What to produce ::
Type the records out again in full, exactly.

(Stored data)
^^^^

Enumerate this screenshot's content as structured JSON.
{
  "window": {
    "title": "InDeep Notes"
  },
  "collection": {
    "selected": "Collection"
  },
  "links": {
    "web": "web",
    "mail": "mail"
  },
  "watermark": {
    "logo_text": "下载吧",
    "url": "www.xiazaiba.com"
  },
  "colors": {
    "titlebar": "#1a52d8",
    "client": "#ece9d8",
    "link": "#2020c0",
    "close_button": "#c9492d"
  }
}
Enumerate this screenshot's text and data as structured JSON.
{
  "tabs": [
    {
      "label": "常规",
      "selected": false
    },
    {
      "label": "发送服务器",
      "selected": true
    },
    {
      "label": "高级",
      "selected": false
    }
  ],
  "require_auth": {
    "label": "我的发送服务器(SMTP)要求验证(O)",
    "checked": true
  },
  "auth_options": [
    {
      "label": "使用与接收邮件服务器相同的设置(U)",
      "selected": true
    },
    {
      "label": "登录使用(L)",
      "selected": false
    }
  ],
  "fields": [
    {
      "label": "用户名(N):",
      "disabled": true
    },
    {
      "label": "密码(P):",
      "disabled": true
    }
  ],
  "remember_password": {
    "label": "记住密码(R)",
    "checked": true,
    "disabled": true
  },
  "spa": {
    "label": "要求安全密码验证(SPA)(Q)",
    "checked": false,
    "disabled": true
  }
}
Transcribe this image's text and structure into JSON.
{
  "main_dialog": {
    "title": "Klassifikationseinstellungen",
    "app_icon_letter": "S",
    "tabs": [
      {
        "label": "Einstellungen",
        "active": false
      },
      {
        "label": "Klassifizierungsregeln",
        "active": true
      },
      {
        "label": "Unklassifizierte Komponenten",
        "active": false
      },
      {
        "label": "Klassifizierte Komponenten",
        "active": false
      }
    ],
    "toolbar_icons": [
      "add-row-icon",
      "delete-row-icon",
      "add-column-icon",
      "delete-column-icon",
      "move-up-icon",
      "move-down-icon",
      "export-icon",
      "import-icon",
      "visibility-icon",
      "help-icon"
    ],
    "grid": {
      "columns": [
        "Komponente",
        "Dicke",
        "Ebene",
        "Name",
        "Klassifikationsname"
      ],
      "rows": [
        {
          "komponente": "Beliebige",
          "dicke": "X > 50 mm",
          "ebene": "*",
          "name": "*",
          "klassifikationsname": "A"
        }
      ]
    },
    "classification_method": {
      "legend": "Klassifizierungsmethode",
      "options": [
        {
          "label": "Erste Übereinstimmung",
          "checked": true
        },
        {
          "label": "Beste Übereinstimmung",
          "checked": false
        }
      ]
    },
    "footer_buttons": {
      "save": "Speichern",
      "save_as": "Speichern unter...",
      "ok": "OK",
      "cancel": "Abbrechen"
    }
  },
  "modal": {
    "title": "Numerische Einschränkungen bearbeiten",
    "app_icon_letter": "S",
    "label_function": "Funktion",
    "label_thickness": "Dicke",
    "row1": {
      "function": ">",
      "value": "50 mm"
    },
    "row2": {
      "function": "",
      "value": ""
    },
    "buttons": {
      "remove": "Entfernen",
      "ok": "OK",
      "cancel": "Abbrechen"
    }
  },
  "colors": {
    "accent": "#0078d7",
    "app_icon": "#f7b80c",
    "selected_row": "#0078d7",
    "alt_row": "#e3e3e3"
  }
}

^^^^

Final answer ::
Enumerate this screenshot's content as structured JSON.
{
  "window": {
    "title": "InDeep Notes"
  },
  "collection": {
    "selected": "Collection"
  },
  "links": {
    "web": "web",
    "mail": "mail"
  },
  "watermark": {
    "logo_text": "下载吧",
    "url": "www.xiazaiba.com"
  },
  "colors": {
    "titlebar": "#1a52d8",
    "client": "#ece9d8",
    "link": "#2020c0",
    "close_button": "#c9492d"
  }
}
Enumerate this screenshot's text and data as structured JSON.
{
  "tabs": [
    {
      "label": "常规",
      "selected": false
    },
    {
      "label": "发送服务器",
      "selected": true
    },
    {
      "label": "高级",
      "selected": false
    }
  ],
  "require_auth": {
    "label": "我的发送服务器(SMTP)要求验证(O)",
    "checked": true
  },
  "auth_options": [
    {
      "label": "使用与接收邮件服务器相同的设置(U)",
      "selected": true
    },
    {
      "label": "登录使用(L)",
      "selected": false
    }
  ],
  "fields": [
    {
      "label": "用户名(N):",
      "disabled": true
    },
    {
      "label": "密码(P):",
      "disabled": true
    }
  ],
  "remember_password": {
    "label": "记住密码(R)",
    "checked": true,
    "disabled": true
  },
  "spa": {
    "label": "要求安全密码验证(SPA)(Q)",
    "checked": false,
    "disabled": true
  }
}
Transcribe this image's text and structure into JSON.
{
  "main_dialog": {
    "title": "Klassifikationseinstellungen",
    "app_icon_letter": "S",
    "tabs": [
      {
        "label": "Einstellungen",
        "active": false
      },
      {
        "label": "Klassifizierungsregeln",
        "active": true
      },
      {
        "label": "Unklassifizierte Komponenten",
        "active": false
      },
      {
        "label": "Klassifizierte Komponenten",
        "active": false
      }
    ],
    "toolbar_icons": [
      "add-row-icon",
      "delete-row-icon",
      "add-column-icon",
      "delete-column-icon",
      "move-up-icon",
      "move-down-icon",
      "export-icon",
      "import-icon",
      "visibility-icon",
      "help-icon"
    ],
    "grid": {
      "columns": [
        "Komponente",
        "Dicke",
        "Ebene",
        "Name",
        "Klassifikationsname"
      ],
      "rows": [
        {
          "komponente": "Beliebige",
          "dicke": "X > 50 mm",
          "ebene": "*",
          "name": "*",
          "klassifikationsname": "A"
        }
      ]
    },
    "classification_method": {
      "legend": "Klassifizierungsmethode",
      "options": [
        {
          "label": "Erste Übereinstimmung",
          "checked": true
        },
        {
          "label": "Beste Übereinstimmung",
          "checked": false
        }
      ]
    },
    "footer_buttons": {
      "save": "Speichern",
      "save_as": "Speichern unter...",
      "ok": "OK",
      "cancel": "Abbrechen"
    }
  },
  "modal": {
    "title": "Numerische Einschränkungen bearbeiten",
    "app_icon_letter": "S",
    "label_function": "Funktion",
    "label_thickness": "Dicke",
    "row1": {
      "function": ">",
      "value": "50 mm"
    },
    "row2": {
      "function": "",
      "value": ""
    },
    "buttons": {
      "remove": "Entfernen",
      "ok": "OK",
      "cancel": "Abbrechen"
    }
  },
  "colors": {
    "accent": "#0078d7",
    "app_icon": "#f7b80c",
    "selected_row": "#0078d7",
    "alt_row": "#e3e3e3"
  }
}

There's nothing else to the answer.